#### WORKING DATA ####
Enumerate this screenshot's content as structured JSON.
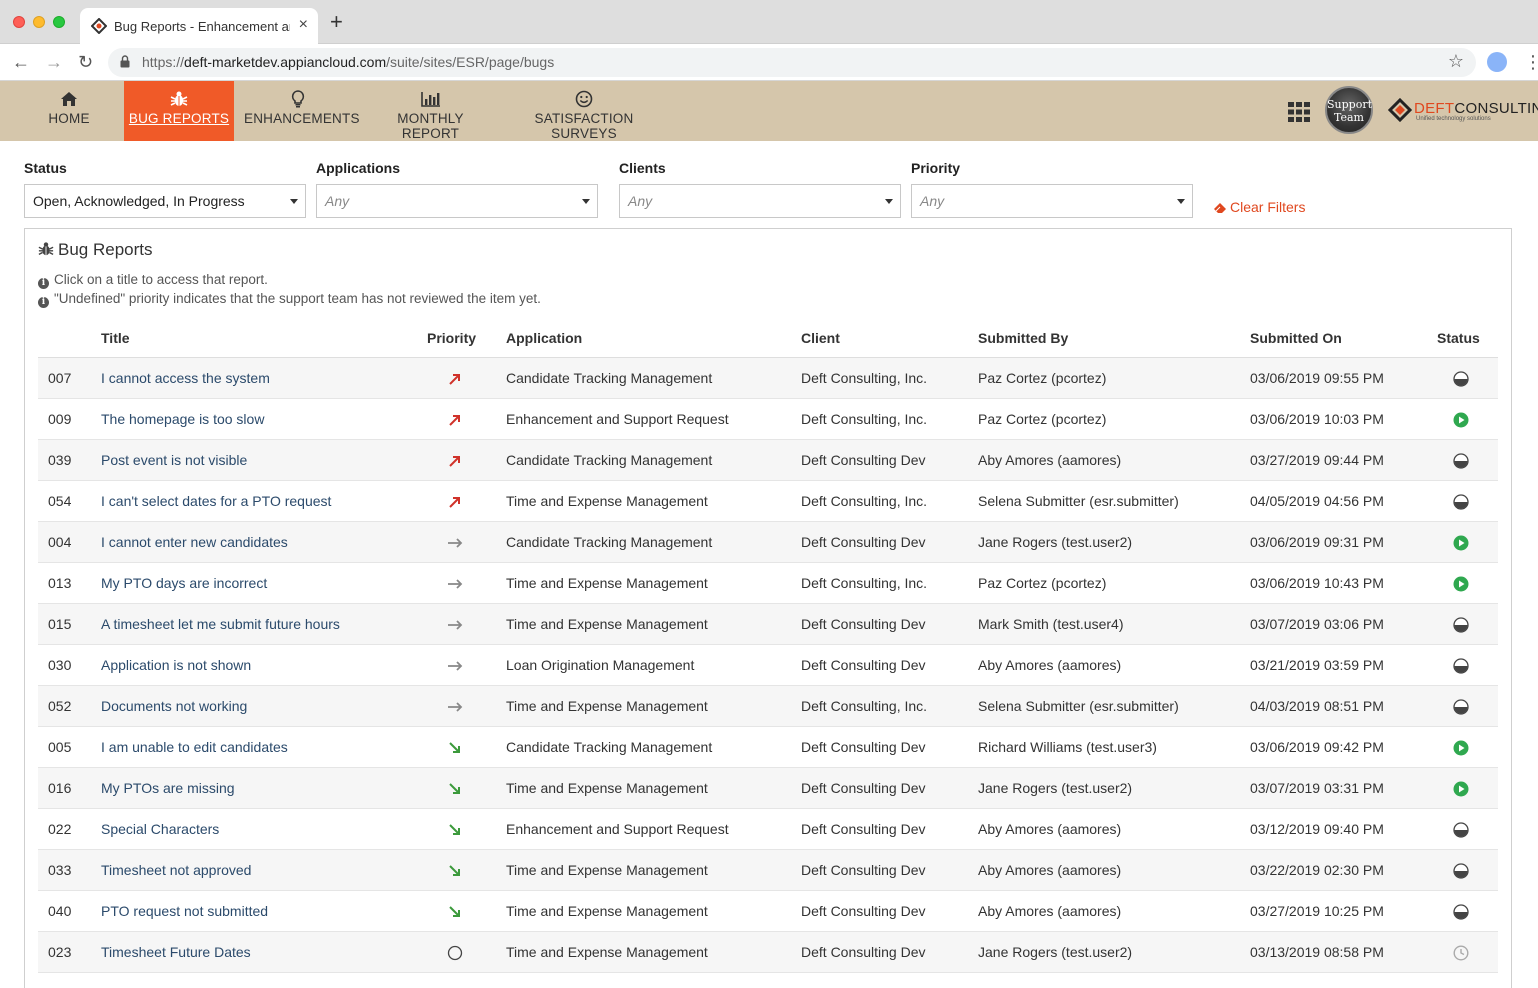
{
  "browser": {
    "tab_title": "Bug Reports - Enhancement and Support Requests",
    "url_scheme": "https://",
    "url_host": "deft-marketdev.appiancloud.com",
    "url_path": "/suite/sites/ESR/page/bugs"
  },
  "nav": {
    "items": [
      {
        "label": "HOME",
        "icon": "home-icon"
      },
      {
        "label": "BUG REPORTS",
        "icon": "bug-icon",
        "active": true
      },
      {
        "label": "ENHANCEMENTS",
        "icon": "lightbulb-icon"
      },
      {
        "label": "MONTHLY REPORT",
        "icon": "bar-chart-icon"
      },
      {
        "label": "SATISFACTION SURVEYS",
        "icon": "smiley-icon"
      }
    ],
    "support_badge_line1": "Support",
    "support_badge_line2": "Team",
    "logo_part1": "DEFT",
    "logo_part2": "CONSULTING",
    "logo_tagline": "Unified technology solutions",
    "active_color": "#f05a28",
    "bar_color": "#d5c6ab"
  },
  "filters": {
    "status_label": "Status",
    "status_value": "Open, Acknowledged, In Progress",
    "applications_label": "Applications",
    "applications_placeholder": "Any",
    "clients_label": "Clients",
    "clients_placeholder": "Any",
    "priority_label": "Priority",
    "priority_placeholder": "Any",
    "clear_label": "Clear Filters"
  },
  "panel": {
    "title": "Bug Reports",
    "note1": "Click on a title to access that report.",
    "note2": "\"Undefined\" priority indicates that the support team has not reviewed the item yet."
  },
  "table": {
    "headers": {
      "title": "Title",
      "priority": "Priority",
      "application": "Application",
      "client": "Client",
      "submitted_by": "Submitted By",
      "submitted_on": "Submitted On",
      "status": "Status"
    },
    "rows": [
      {
        "id": "007",
        "title": "I cannot access the system",
        "priority": "high",
        "application": "Candidate Tracking Management",
        "client": "Deft Consulting, Inc.",
        "submitted_by": "Paz Cortez (pcortez)",
        "submitted_on": "03/06/2019 09:55 PM",
        "status": "acknowledged"
      },
      {
        "id": "009",
        "title": "The homepage is too slow",
        "priority": "high",
        "application": "Enhancement and Support Request",
        "client": "Deft Consulting, Inc.",
        "submitted_by": "Paz Cortez (pcortez)",
        "submitted_on": "03/06/2019 10:03 PM",
        "status": "in-progress"
      },
      {
        "id": "039",
        "title": "Post event is not visible",
        "priority": "high",
        "application": "Candidate Tracking Management",
        "client": "Deft Consulting Dev",
        "submitted_by": "Aby Amores (aamores)",
        "submitted_on": "03/27/2019 09:44 PM",
        "status": "acknowledged"
      },
      {
        "id": "054",
        "title": "I can't select dates for a PTO request",
        "priority": "high",
        "application": "Time and Expense Management",
        "client": "Deft Consulting, Inc.",
        "submitted_by": "Selena Submitter (esr.submitter)",
        "submitted_on": "04/05/2019 04:56 PM",
        "status": "acknowledged"
      },
      {
        "id": "004",
        "title": "I cannot enter new candidates",
        "priority": "medium",
        "application": "Candidate Tracking Management",
        "client": "Deft Consulting Dev",
        "submitted_by": "Jane Rogers (test.user2)",
        "submitted_on": "03/06/2019 09:31 PM",
        "status": "in-progress"
      },
      {
        "id": "013",
        "title": "My PTO days are incorrect",
        "priority": "medium",
        "application": "Time and Expense Management",
        "client": "Deft Consulting, Inc.",
        "submitted_by": "Paz Cortez (pcortez)",
        "submitted_on": "03/06/2019 10:43 PM",
        "status": "in-progress"
      },
      {
        "id": "015",
        "title": "A timesheet let me submit future hours",
        "priority": "medium",
        "application": "Time and Expense Management",
        "client": "Deft Consulting Dev",
        "submitted_by": "Mark Smith (test.user4)",
        "submitted_on": "03/07/2019 03:06 PM",
        "status": "acknowledged"
      },
      {
        "id": "030",
        "title": "Application is not shown",
        "priority": "medium",
        "application": "Loan Origination Management",
        "client": "Deft Consulting Dev",
        "submitted_by": "Aby Amores (aamores)",
        "submitted_on": "03/21/2019 03:59 PM",
        "status": "acknowledged"
      },
      {
        "id": "052",
        "title": "Documents not working",
        "priority": "medium",
        "application": "Time and Expense Management",
        "client": "Deft Consulting, Inc.",
        "submitted_by": "Selena Submitter (esr.submitter)",
        "submitted_on": "04/03/2019 08:51 PM",
        "status": "acknowledged"
      },
      {
        "id": "005",
        "title": "I am unable to edit candidates",
        "priority": "low",
        "application": "Candidate Tracking Management",
        "client": "Deft Consulting Dev",
        "submitted_by": "Richard Williams (test.user3)",
        "submitted_on": "03/06/2019 09:42 PM",
        "status": "in-progress"
      },
      {
        "id": "016",
        "title": "My PTOs are missing",
        "priority": "low",
        "application": "Time and Expense Management",
        "client": "Deft Consulting Dev",
        "submitted_by": "Jane Rogers (test.user2)",
        "submitted_on": "03/07/2019 03:31 PM",
        "status": "in-progress"
      },
      {
        "id": "022",
        "title": "Special Characters",
        "priority": "low",
        "application": "Enhancement and Support Request",
        "client": "Deft Consulting Dev",
        "submitted_by": "Aby Amores (aamores)",
        "submitted_on": "03/12/2019 09:40 PM",
        "status": "acknowledged"
      },
      {
        "id": "033",
        "title": "Timesheet not approved",
        "priority": "low",
        "application": "Time and Expense Management",
        "client": "Deft Consulting Dev",
        "submitted_by": "Aby Amores (aamores)",
        "submitted_on": "03/22/2019 02:30 PM",
        "status": "acknowledged"
      },
      {
        "id": "040",
        "title": "PTO request not submitted",
        "priority": "low",
        "application": "Time and Expense Management",
        "client": "Deft Consulting Dev",
        "submitted_by": "Aby Amores (aamores)",
        "submitted_on": "03/27/2019 10:25 PM",
        "status": "acknowledged"
      },
      {
        "id": "023",
        "title": "Timesheet Future Dates",
        "priority": "undefined",
        "application": "Time and Expense Management",
        "client": "Deft Consulting Dev",
        "submitted_by": "Jane Rogers (test.user2)",
        "submitted_on": "03/13/2019 08:58 PM",
        "status": "open"
      }
    ]
  }
}
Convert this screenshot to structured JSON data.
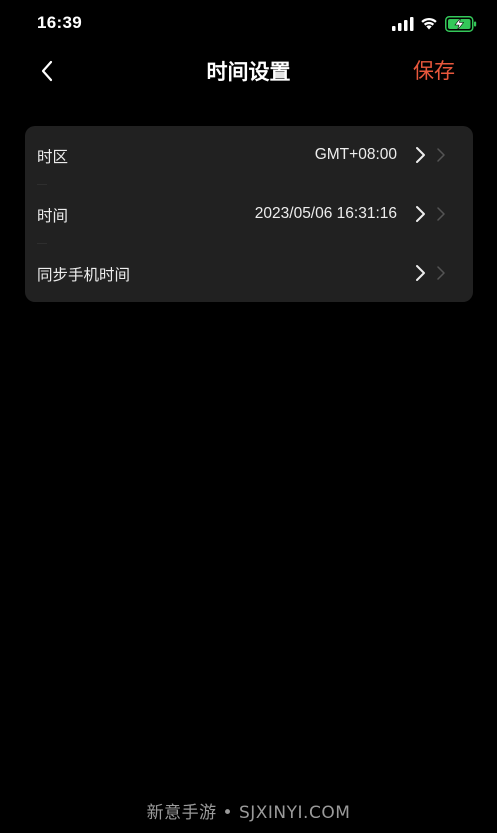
{
  "status_bar": {
    "time": "16:39",
    "signal_icon": "signal-icon",
    "wifi_icon": "wifi-icon",
    "battery_icon": "battery-charging-icon",
    "battery_color": "#34c759"
  },
  "nav": {
    "back_icon": "chevron-left-icon",
    "title": "时间设置",
    "save_label": "保存",
    "accent_color": "#e8573c"
  },
  "settings": {
    "rows": [
      {
        "label": "时区",
        "value": "GMT+08:00"
      },
      {
        "label": "时间",
        "value": "2023/05/06 16:31:16"
      },
      {
        "label": "同步手机时间",
        "value": ""
      }
    ]
  },
  "watermark": {
    "text": "新意手游 • SJXINYI.COM"
  }
}
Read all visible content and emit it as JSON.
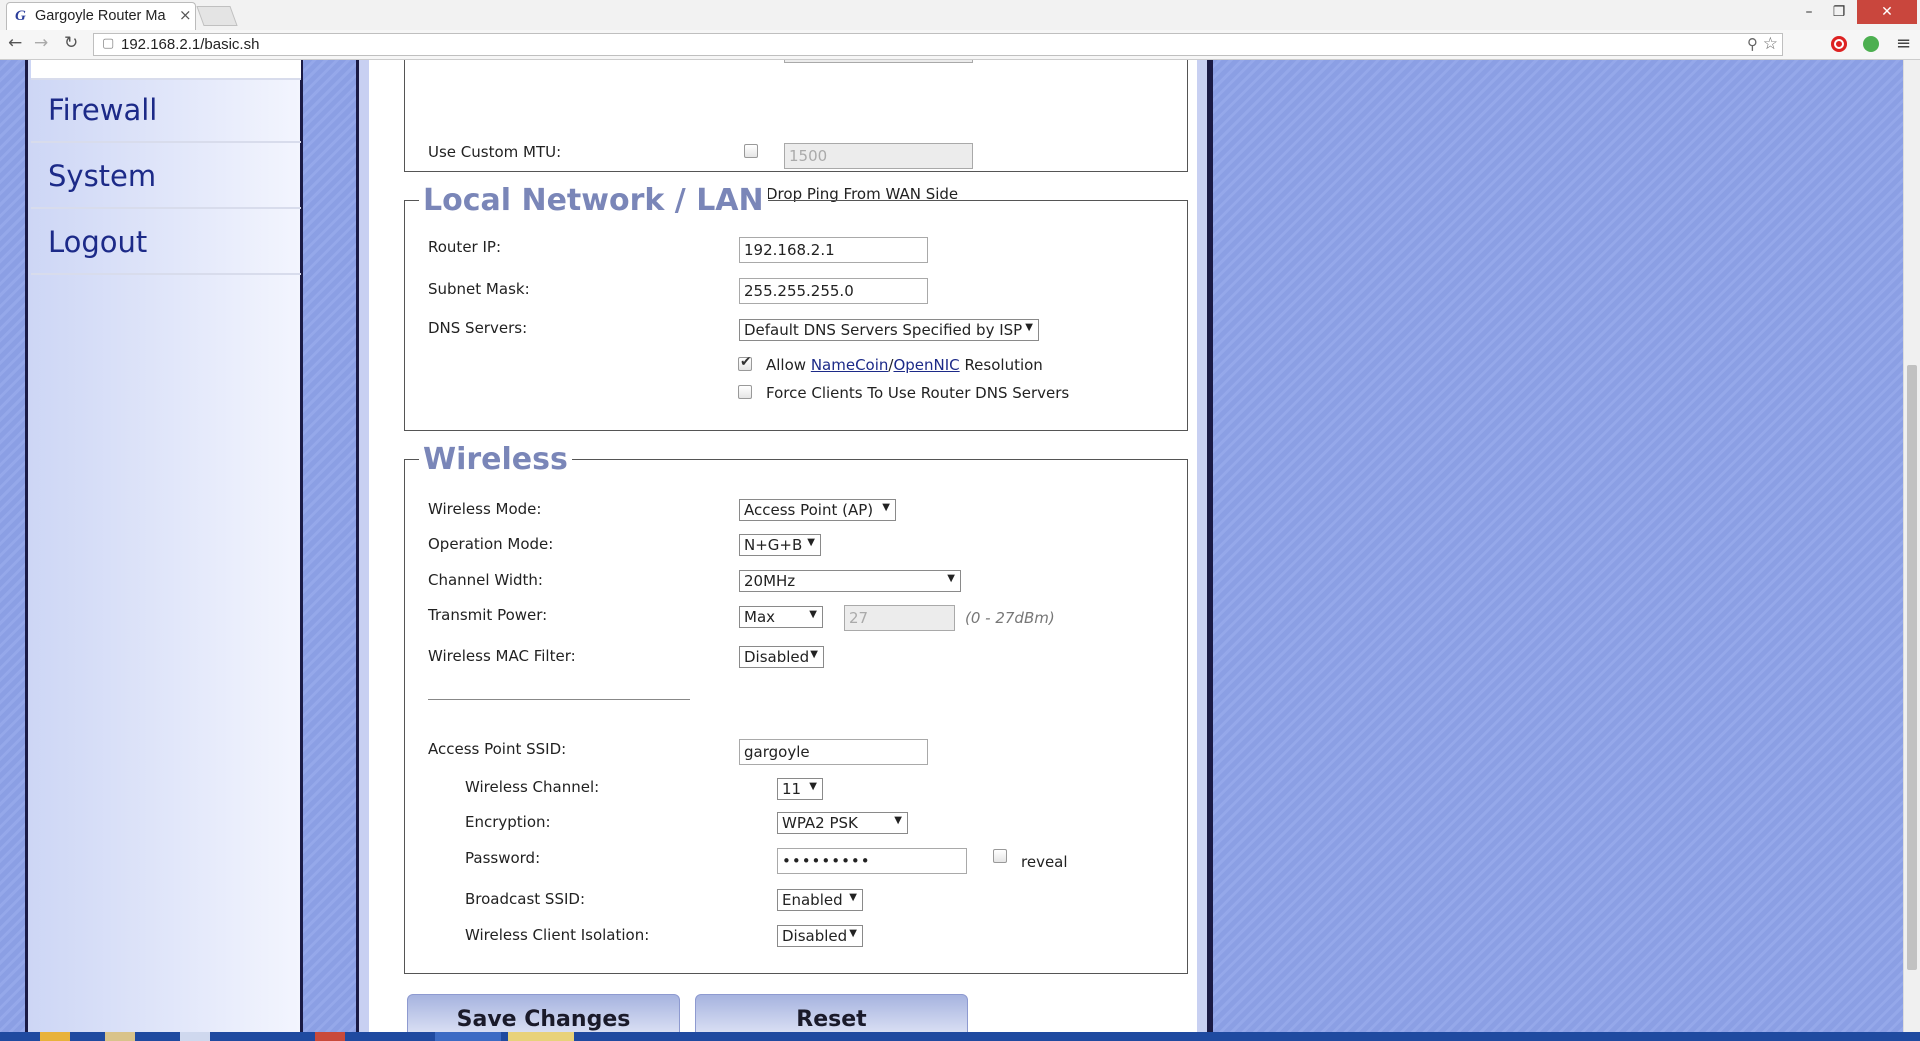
{
  "browser": {
    "tab_title": "Gargoyle Router Ma",
    "tab_close": "×",
    "favicon": "G",
    "url": "192.168.2.1/basic.sh",
    "window_min": "–",
    "window_max": "❐",
    "window_close": "✕",
    "back": "←",
    "forward": "→",
    "reload": "↻",
    "page_icon": "▢",
    "zoom_icon": "⚲",
    "star_icon": "☆",
    "menu_icon": "≡"
  },
  "sidebar": {
    "items": [
      {
        "label": "Firewall"
      },
      {
        "label": "System"
      },
      {
        "label": "Logout"
      }
    ]
  },
  "wan": {
    "custom_mtu_label": "Use Custom MTU:",
    "custom_mtu_value": "1500",
    "drop_ping_label": "Drop Ping From WAN Side"
  },
  "lan": {
    "legend": "Local Network / LAN",
    "router_ip_label": "Router IP:",
    "router_ip": "192.168.2.1",
    "subnet_label": "Subnet Mask:",
    "subnet": "255.255.255.0",
    "dns_label": "DNS Servers:",
    "dns_value": "Default DNS Servers Specified by ISP",
    "allow_prefix": "Allow",
    "namecoin": "NameCoin",
    "slash": "/",
    "opennic": "OpenNIC",
    "allow_suffix": "Resolution",
    "force_label": "Force Clients To Use Router DNS Servers"
  },
  "wireless": {
    "legend": "Wireless",
    "mode_label": "Wireless Mode:",
    "mode_value": "Access Point (AP)",
    "op_label": "Operation Mode:",
    "op_value": "N+G+B",
    "width_label": "Channel Width:",
    "width_value": "20MHz",
    "power_label": "Transmit Power:",
    "power_value": "Max",
    "power_num": "27",
    "power_hint": "(0 - 27dBm)",
    "mac_label": "Wireless MAC Filter:",
    "mac_value": "Disabled",
    "ssid_label": "Access Point SSID:",
    "ssid": "gargoyle",
    "channel_label": "Wireless Channel:",
    "channel_value": "11",
    "enc_label": "Encryption:",
    "enc_value": "WPA2 PSK",
    "pass_label": "Password:",
    "pass_value": "•••••••••",
    "reveal_label": "reveal",
    "broadcast_label": "Broadcast SSID:",
    "broadcast_value": "Enabled",
    "isolation_label": "Wireless Client Isolation:",
    "isolation_value": "Disabled"
  },
  "actions": {
    "save": "Save Changes",
    "reset": "Reset"
  },
  "colors": {
    "accent": "#1c2a88",
    "legend": "#7a86b8",
    "background": "#8fa2e6"
  }
}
####
TASK OBJECTIVE: Using the listing above, show every line that includes the string "Point".

EXERCISE RESPONSE:
    "mode_value": "Access Point (AP)",
    "ssid_label": "Access Point SSID:",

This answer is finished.